### GIVEN TEXT
# # # # # # #

Sample’s very contemporary blog post engages with deformance theory and moves toward what he calls deformation. One of the sections of the post, entitled “Deformance is a hedge,” posits that deformance “actually reinscribes more conventional acts of interpretation” which is “precisely what is wrong with the idea of deformance: it always circles back to the text.” In a vivid analogy involving Humpty Dumpty, Sample distinguishes his own methodology from McGann’s and Samuels’ in that he would prefer to avoid the reconstruction or the dialogue that is put into play between the original work and the deformance that is a critical aspect of practice. He instead advocates leaving the broken (humanlike) egg on the sidewalk and examining the mess: “the deformed work is the end, not the means to the end.”

# # # # # # #

### REQUEST A
Determine whether each statement below agrees with the passage on deformance. Answer each with yes or no and quote the deciding words of the passage.
(i) Sample's post holds that deformance reinscribes more conventional acts of interpretation.
(ii) Sample advocates reconstructing the broken egg.
(iii) For Sample, the deformed work is a means to an end.

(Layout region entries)
# # # # # # #

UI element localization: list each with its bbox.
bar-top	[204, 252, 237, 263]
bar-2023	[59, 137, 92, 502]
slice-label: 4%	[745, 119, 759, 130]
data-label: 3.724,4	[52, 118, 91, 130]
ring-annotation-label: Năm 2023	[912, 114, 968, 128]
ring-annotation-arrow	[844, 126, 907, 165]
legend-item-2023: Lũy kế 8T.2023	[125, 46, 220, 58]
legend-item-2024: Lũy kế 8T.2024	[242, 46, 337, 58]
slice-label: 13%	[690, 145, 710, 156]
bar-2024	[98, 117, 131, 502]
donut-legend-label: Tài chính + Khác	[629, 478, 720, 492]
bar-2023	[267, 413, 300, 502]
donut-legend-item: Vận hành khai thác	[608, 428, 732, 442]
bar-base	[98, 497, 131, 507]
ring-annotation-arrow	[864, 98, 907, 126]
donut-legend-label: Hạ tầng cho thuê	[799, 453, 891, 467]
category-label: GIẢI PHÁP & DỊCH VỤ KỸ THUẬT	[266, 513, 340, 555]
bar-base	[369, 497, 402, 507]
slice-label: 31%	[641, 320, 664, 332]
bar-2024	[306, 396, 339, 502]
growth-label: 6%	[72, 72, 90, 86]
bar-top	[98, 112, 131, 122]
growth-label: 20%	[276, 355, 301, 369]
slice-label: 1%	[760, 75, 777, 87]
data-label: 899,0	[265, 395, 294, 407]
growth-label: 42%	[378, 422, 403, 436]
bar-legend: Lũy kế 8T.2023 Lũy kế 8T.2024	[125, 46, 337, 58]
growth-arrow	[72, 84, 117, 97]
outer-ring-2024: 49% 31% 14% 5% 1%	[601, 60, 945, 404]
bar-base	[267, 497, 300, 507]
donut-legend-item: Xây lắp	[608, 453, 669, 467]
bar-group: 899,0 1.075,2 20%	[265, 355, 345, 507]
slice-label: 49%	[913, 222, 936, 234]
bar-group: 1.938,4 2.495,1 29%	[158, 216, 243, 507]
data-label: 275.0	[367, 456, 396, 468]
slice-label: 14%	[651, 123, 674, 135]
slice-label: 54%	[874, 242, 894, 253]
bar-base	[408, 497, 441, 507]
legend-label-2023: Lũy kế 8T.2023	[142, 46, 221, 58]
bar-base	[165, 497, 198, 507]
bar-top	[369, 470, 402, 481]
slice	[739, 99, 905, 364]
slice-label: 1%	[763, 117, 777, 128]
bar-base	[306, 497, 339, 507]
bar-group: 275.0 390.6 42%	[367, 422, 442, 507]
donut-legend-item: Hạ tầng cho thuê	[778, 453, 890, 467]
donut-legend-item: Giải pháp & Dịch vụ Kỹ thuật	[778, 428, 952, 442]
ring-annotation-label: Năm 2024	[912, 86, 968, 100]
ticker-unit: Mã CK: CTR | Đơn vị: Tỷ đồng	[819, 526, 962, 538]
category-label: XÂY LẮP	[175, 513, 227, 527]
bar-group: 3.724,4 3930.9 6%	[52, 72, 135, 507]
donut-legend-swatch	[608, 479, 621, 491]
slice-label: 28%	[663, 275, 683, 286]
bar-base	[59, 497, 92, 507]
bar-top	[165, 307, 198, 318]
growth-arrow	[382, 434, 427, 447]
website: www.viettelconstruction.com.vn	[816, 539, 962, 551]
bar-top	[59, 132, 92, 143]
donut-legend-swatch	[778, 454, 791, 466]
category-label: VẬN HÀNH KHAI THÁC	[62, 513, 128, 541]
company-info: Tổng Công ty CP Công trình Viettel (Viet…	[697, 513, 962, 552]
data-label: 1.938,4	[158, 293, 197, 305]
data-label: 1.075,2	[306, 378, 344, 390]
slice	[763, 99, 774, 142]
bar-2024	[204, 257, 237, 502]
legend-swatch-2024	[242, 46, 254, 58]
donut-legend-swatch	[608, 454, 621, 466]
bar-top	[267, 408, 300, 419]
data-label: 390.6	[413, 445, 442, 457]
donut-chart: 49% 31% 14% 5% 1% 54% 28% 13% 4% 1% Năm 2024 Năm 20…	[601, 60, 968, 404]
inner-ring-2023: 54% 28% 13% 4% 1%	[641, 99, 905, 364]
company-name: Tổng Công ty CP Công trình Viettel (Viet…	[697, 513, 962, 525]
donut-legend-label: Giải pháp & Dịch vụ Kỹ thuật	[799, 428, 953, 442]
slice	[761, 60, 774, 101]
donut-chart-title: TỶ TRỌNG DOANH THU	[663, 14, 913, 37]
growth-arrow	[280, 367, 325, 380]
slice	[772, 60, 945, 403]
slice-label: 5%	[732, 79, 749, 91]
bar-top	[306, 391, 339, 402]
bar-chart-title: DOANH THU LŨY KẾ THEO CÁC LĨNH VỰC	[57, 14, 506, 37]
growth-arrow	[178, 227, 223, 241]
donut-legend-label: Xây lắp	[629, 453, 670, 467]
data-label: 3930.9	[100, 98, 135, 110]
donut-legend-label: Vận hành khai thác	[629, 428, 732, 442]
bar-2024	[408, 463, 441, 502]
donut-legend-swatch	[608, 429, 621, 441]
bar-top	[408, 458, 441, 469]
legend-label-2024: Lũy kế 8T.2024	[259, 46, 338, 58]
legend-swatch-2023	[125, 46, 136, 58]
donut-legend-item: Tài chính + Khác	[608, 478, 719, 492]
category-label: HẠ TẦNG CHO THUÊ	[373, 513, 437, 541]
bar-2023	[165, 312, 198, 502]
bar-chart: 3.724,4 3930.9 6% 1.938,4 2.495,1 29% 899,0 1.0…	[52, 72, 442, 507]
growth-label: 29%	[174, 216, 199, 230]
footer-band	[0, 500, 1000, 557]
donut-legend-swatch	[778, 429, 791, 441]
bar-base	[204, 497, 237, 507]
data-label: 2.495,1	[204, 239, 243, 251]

# # # # # # #

### REQUEST B
Copy the stretch of the layout region entries from their start through the line containing "126, 907, 165]", with both ends included.

### FULL RESPONSE A
(i) Yes: "actually reinscribes more conventional acts of interpretation"
(ii) No: "He instead advocates leaving the broken (humanlike) egg on the sidewalk and examining the mess"
(iii) No: "the deformed work is the end, not the means to the end."

### FULL RESPONSE B
UI element localization: list each with its bbox.
bar-top	[204, 252, 237, 263]
bar-2023	[59, 137, 92, 502]
slice-label: 4%	[745, 119, 759, 130]
data-label: 3.724,4	[52, 118, 91, 130]
ring-annotation-label: Năm 2023	[912, 114, 968, 128]
ring-annotation-arrow	[844, 126, 907, 165]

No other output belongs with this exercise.